▸ **YOUR OBJECTIVE**
Of all the lines in the records, how many hold the word "parasympathetic"? Answer with the number only.

= = = = =

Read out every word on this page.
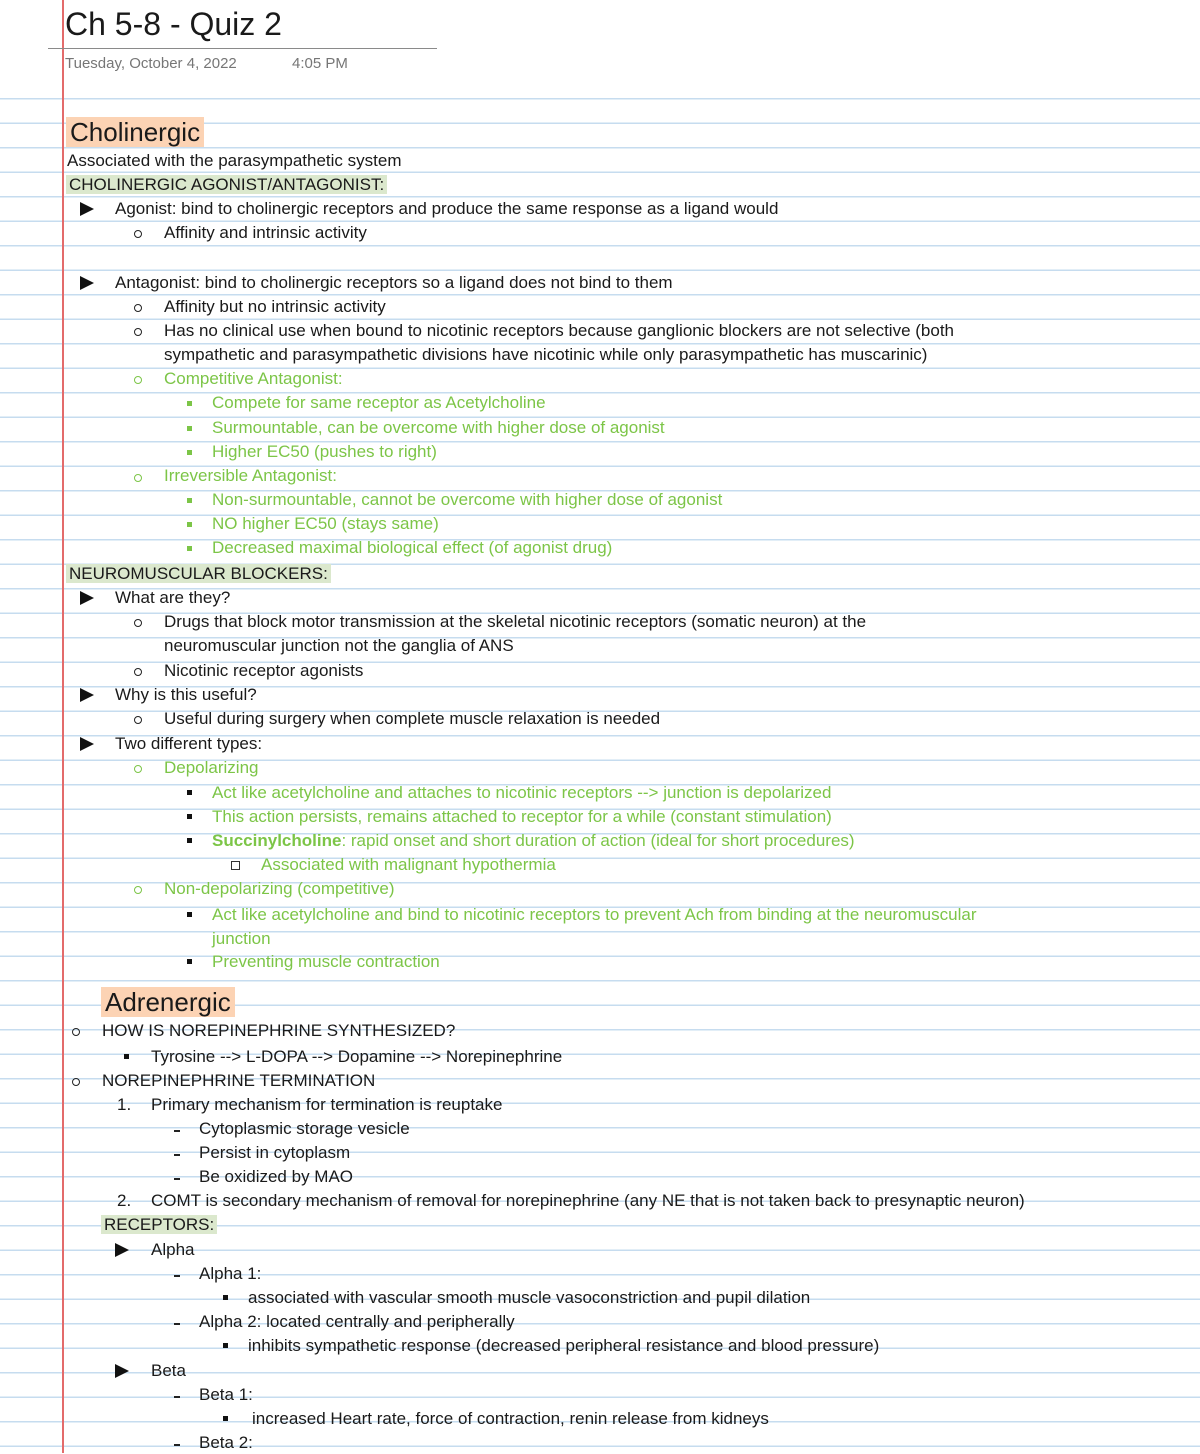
Ch 5-8 - Quiz 2
Tuesday, October 4, 2022	4:05 PM
Cholinergic
Associated with the parasympathetic system
CHOLINERGIC AGONIST/ANTAGONIST:
Agonist: bind to cholinergic receptors and produce the same response as a ligand would
Affinity and intrinsic activity
Antagonist: bind to cholinergic receptors so a ligand does not bind to them
Affinity but no intrinsic activity
Has no clinical use when bound to nicotinic receptors because ganglionic blockers are not selective (both
sympathetic and parasympathetic divisions have nicotinic while only parasympathetic has muscarinic)
Competitive Antagonist:
Compete for same receptor as Acetylcholine
Surmountable, can be overcome with higher dose of agonist
Higher EC50 (pushes to right)
Irreversible Antagonist:
Non-surmountable, cannot be overcome with higher dose of agonist
NO higher EC50 (stays same)
Decreased maximal biological effect (of agonist drug)
NEUROMUSCULAR BLOCKERS:
What are they?
Drugs that block motor transmission at the skeletal nicotinic receptors (somatic neuron) at the
neuromuscular junction not the ganglia of ANS
Nicotinic receptor agonists
Why is this useful?
Useful during surgery when complete muscle relaxation is needed
Two different types:
Depolarizing
Act like acetylcholine and attaches to nicotinic receptors --> junction is depolarized
This action persists, remains attached to receptor for a while (constant stimulation)
Succinylcholine: rapid onset and short duration of action (ideal for short procedures)
Associated with malignant hypothermia
Non-depolarizing (competitive)
Act like acetylcholine and bind to nicotinic receptors to prevent Ach from binding at the neuromuscular
junction
Preventing muscle contraction
Adrenergic
HOW IS NOREPINEPHRINE SYNTHESIZED?
Tyrosine --> L-DOPA --> Dopamine --> Norepinephrine
NOREPINEPHRINE TERMINATION
1. Primary mechanism for termination is reuptake
Cytoplasmic storage vesicle
Persist in cytoplasm
Be oxidized by MAO
2. COMT is secondary mechanism of removal for norepinephrine (any NE that is not taken back to presynaptic neuron)
RECEPTORS:
Alpha
Alpha 1:
associated with vascular smooth muscle vasoconstriction and pupil dilation
Alpha 2: located centrally and peripherally
inhibits sympathetic response (decreased peripheral resistance and blood pressure)
Beta
Beta 1:
increased Heart rate, force of contraction, renin release from kidneys
Beta 2:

= = = = =

▸ **REPLY TO THE EXERCISE**
2